TASKS TO COMPLETE:
**1.** Quote the apartment-hunting post word for word, everything from "Aside from a" down to "special skills. Hooray!".
**2.** Extend the apartment-hunting post, picking up right after its final sentence.

ARTICLE:

== == ==

The good news for both of us is that my struggles with not having my own space means I’m taking the apartment hunt extra seriously. The bad news is that even with my two jobs, my options aren’t exactly wide open. As it turns out, all those people who gave me money to go to expensive schools actually want their money back! Go figure.
Aside from a period of about two weeks where the weather was nice enough for me to sleep in my actual bed in Missouri, I have been sleeping on futons or floor-mattresses for over a year now. There have been multiple times this year where I was arguably homeless. Homeless in a totally privileged I-have-tons-of-friends-and-other-people-to-crash-with sort of way, but still without a residence that was mine in any real way. I can do this whole unstable thing, and I’m pretty good at it. I can add “awesome transient” to my list of special skills. Hooray!
The surprise has been realizing that I’m ready to take a break from that. All the trappings of adulthood that I have long regarded with a certain trepidation suddenly look pretty good to me. It’s terrifying because it is not terrifying. Let’s pretend that makes sense.
COMMITMENT! A LEASE! As concepts, they still wig me out a little. (A lot.) Yes, I have had apartments and leases before, but in all cases, I knew that I would be gone as soon as that contract expired. I have never looked for a place with any thoughts on the possibility of renewing my lease when it ended. That would probably have caused past!me to disintegrate into a puddle of feelings and terror.

== == ==

MATERIAL SUPPLIED:
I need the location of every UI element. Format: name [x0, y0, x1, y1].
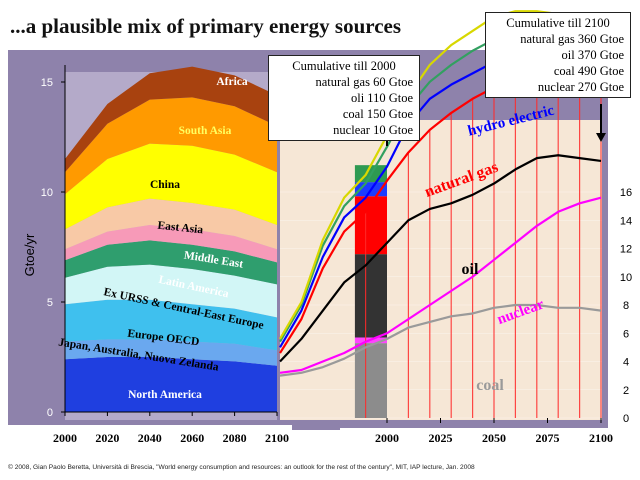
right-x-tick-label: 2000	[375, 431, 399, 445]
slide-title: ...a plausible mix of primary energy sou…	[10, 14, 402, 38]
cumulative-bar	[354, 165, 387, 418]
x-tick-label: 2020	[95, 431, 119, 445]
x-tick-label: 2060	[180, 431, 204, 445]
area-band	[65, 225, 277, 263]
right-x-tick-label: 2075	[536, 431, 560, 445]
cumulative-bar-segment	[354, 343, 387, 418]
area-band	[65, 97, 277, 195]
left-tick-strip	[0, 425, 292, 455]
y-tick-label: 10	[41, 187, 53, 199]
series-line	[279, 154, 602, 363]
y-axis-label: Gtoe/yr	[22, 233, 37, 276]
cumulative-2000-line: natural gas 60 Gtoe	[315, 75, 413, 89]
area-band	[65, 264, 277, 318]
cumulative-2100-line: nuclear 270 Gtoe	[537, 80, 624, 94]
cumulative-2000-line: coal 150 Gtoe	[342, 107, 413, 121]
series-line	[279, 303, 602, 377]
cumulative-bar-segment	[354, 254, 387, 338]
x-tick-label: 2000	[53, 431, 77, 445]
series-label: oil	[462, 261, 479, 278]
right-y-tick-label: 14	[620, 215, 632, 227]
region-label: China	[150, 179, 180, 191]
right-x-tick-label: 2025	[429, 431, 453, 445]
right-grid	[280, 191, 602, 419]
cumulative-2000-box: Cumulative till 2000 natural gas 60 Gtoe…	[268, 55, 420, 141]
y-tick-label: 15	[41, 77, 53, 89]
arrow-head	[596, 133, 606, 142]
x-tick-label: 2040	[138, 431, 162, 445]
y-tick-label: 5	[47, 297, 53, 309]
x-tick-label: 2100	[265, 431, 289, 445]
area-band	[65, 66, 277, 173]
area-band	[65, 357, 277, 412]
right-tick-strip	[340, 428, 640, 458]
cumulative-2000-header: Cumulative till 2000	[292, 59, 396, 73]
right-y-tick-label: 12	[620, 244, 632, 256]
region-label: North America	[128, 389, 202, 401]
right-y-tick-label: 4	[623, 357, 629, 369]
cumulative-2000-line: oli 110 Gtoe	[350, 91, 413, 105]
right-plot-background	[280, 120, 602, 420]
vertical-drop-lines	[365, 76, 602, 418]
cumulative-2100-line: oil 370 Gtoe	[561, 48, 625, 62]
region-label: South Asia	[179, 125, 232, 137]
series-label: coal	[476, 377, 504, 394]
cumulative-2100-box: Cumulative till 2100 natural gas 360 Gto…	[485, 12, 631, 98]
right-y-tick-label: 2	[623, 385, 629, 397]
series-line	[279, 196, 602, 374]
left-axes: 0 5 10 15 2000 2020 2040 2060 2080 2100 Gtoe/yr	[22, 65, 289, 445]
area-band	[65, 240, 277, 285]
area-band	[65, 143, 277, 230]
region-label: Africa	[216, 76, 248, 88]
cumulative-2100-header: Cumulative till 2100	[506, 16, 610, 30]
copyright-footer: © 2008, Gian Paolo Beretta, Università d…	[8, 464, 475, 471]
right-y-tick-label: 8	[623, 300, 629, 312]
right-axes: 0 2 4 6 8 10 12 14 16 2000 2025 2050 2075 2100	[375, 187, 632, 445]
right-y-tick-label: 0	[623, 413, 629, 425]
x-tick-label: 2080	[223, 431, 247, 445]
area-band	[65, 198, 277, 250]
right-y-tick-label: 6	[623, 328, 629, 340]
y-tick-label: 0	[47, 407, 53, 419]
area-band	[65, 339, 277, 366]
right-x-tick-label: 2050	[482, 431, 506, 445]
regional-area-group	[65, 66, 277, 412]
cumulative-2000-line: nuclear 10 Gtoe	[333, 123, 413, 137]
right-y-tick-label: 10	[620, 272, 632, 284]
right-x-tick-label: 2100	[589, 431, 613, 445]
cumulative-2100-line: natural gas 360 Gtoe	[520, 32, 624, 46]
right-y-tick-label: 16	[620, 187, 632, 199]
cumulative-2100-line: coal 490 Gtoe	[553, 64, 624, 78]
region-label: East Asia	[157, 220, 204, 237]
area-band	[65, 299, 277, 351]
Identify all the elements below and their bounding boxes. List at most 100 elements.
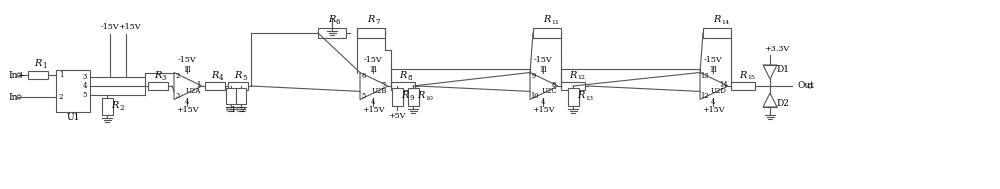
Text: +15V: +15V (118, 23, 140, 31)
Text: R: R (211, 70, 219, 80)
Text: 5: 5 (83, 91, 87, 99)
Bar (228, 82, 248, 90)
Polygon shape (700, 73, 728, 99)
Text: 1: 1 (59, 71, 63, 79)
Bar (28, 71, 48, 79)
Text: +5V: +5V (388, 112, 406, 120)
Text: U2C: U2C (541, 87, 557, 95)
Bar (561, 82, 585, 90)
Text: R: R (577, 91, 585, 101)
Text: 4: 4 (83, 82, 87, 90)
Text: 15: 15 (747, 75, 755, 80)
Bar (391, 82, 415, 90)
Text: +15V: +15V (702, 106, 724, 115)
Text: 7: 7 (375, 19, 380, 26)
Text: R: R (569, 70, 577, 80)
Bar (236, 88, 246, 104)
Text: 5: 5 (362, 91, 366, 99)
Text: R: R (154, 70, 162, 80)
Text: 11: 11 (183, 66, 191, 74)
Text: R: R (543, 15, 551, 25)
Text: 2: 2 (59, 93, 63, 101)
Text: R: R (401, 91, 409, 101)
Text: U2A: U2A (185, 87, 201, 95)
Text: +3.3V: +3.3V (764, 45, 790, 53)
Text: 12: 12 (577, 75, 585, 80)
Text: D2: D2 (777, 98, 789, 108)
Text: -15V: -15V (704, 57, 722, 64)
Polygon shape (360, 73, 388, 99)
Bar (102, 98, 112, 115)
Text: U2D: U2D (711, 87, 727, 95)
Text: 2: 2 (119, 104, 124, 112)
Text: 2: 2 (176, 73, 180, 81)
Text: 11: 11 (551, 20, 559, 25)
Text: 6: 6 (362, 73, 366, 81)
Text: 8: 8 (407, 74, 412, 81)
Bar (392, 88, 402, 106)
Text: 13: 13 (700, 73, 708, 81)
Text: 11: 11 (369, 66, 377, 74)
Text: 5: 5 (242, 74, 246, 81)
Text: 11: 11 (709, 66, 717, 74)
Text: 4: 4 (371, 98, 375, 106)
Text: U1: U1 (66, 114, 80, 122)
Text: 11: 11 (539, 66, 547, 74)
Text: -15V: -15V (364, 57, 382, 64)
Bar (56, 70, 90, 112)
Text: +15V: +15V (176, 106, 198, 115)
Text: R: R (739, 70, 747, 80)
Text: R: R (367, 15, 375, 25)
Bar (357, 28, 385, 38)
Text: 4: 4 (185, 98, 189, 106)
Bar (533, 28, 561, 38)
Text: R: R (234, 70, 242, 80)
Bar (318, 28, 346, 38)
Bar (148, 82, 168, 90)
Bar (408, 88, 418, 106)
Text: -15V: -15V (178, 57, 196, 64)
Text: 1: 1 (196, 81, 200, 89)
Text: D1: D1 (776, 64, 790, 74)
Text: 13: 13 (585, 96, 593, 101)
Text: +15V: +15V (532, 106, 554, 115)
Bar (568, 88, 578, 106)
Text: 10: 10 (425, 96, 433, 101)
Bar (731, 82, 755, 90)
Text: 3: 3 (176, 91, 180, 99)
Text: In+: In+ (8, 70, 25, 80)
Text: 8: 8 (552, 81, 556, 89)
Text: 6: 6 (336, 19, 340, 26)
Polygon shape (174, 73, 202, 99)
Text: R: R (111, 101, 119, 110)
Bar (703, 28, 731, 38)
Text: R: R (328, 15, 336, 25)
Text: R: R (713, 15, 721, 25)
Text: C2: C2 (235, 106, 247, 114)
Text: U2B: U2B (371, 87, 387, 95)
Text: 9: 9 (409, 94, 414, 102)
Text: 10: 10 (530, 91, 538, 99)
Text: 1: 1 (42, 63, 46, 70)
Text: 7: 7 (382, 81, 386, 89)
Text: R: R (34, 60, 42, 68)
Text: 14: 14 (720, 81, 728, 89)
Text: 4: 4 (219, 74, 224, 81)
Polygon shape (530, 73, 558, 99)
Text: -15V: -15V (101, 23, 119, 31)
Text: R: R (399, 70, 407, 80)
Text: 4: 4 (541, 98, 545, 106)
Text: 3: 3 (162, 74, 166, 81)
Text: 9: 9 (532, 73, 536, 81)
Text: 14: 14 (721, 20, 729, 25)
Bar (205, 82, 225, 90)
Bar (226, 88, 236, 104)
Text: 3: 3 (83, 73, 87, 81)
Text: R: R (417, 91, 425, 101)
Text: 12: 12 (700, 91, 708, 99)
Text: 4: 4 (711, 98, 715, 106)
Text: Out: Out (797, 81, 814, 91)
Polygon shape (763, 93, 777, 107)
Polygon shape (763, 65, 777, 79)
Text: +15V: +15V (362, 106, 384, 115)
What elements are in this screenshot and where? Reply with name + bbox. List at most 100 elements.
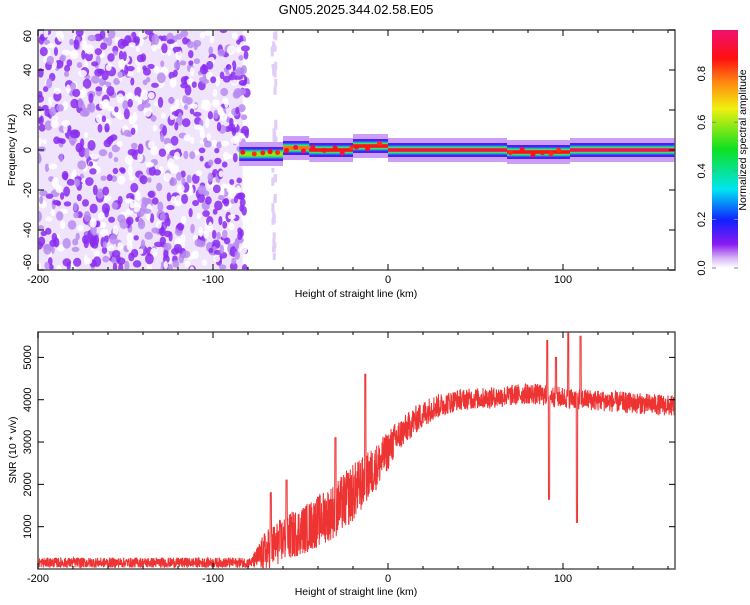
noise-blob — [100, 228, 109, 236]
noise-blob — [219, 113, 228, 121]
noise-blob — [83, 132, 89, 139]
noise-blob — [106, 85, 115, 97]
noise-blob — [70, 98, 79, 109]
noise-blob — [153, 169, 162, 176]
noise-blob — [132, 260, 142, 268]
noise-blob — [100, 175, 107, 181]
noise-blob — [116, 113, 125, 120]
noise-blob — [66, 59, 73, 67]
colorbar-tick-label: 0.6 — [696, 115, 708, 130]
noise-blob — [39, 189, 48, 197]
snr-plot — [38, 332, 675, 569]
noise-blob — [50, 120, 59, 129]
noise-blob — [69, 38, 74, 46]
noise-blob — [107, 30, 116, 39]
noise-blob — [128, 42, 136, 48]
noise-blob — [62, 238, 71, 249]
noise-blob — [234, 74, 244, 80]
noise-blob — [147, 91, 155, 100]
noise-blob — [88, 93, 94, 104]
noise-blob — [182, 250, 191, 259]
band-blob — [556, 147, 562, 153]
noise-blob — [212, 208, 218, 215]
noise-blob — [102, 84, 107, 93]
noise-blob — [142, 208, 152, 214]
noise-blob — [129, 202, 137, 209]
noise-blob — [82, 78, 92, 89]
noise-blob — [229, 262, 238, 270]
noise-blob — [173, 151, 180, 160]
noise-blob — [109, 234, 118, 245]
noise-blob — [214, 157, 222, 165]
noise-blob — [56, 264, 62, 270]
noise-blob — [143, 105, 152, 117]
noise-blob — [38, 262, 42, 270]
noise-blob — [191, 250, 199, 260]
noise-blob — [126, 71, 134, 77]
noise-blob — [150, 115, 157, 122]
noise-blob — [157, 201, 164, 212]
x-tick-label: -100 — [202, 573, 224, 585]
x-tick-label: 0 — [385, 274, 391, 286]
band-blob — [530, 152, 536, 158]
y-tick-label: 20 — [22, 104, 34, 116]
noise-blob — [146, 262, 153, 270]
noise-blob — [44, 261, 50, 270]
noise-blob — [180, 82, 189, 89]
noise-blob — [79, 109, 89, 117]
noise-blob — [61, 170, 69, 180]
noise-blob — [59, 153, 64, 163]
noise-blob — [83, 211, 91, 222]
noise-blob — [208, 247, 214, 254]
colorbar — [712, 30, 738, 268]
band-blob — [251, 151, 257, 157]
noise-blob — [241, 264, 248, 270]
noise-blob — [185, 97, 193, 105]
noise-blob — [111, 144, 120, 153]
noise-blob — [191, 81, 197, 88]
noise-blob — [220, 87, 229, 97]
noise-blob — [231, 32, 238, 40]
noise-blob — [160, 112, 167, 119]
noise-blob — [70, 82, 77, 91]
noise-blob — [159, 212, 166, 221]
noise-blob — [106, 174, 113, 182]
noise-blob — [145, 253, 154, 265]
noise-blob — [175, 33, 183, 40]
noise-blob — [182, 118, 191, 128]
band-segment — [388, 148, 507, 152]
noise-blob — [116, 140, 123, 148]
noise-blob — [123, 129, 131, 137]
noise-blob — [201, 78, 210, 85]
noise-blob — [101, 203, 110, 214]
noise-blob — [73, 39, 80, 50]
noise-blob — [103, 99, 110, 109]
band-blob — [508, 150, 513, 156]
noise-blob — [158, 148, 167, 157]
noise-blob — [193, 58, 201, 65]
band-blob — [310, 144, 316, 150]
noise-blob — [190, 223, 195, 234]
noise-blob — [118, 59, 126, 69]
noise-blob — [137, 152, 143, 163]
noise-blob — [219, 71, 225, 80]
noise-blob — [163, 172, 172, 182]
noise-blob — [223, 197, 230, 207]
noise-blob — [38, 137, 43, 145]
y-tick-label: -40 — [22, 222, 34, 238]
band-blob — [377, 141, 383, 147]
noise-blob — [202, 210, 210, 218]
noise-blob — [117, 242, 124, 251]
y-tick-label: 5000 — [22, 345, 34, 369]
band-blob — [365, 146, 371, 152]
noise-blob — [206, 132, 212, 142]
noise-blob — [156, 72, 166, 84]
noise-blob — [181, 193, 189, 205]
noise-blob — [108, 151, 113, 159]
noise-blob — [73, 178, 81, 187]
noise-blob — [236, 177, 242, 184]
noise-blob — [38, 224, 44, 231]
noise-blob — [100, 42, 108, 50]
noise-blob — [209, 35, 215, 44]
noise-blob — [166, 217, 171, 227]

== == ==

ANSWERS FOR THE TASKS:
**1.**
Aside from a period of about two weeks where the weather was nice enough for me to sleep in my actual bed in Missouri, I have been sleeping on futons or floor-mattresses for over a year now. There have been multiple times this year where I was arguably homeless. Homeless in a totally privileged I-have-tons-of-friends-and-other-people-to-crash-with sort of way, but still without a residence that was mine in any real way. I can do this whole unstable thing, and I’m pretty good at it. I can add “awesome transient” to my list of special skills. Hooray!

**2.**
But, you guys, I have a job where I was ordered business cards! Do you have any idea how legit I feel? BUSINESS CARDS! I’ve made it in the world.
I still have this overwhelming feeling that I’m not going to be any good at this whole “functioning adult” gig. These are the things that cause me extreme anxiety. In spite of the occasional panic attack, I’m excited; it’s a fun new project. I got to bring all of my kitchen stuff out of storage and I was giddy about unpacking my baking supplies. Things like apartments with washer and dryer in-unit excite me about as much as buying new glitter nail polish. I give myself a big self-congratulatory high five and pat on the back each time I have one of these glorious, “HECK YEAH, I’M BEING A TOTALLY VALID GROWN-UP!” moments.
So, for the handful of people that care: cleaning and business cards are my life’s grand accomplishments these days, so, yeah, maybe adulthood is kind of boring. BUT GUYS, I’M TOTALLY WINNING ADULTHOOD. I’M TOTALLY EARNING A PARTICIPATION RIBBON IN ADULTHOOD. Or, at least I will be as soon I start sleeping in a bed that is not inflatable.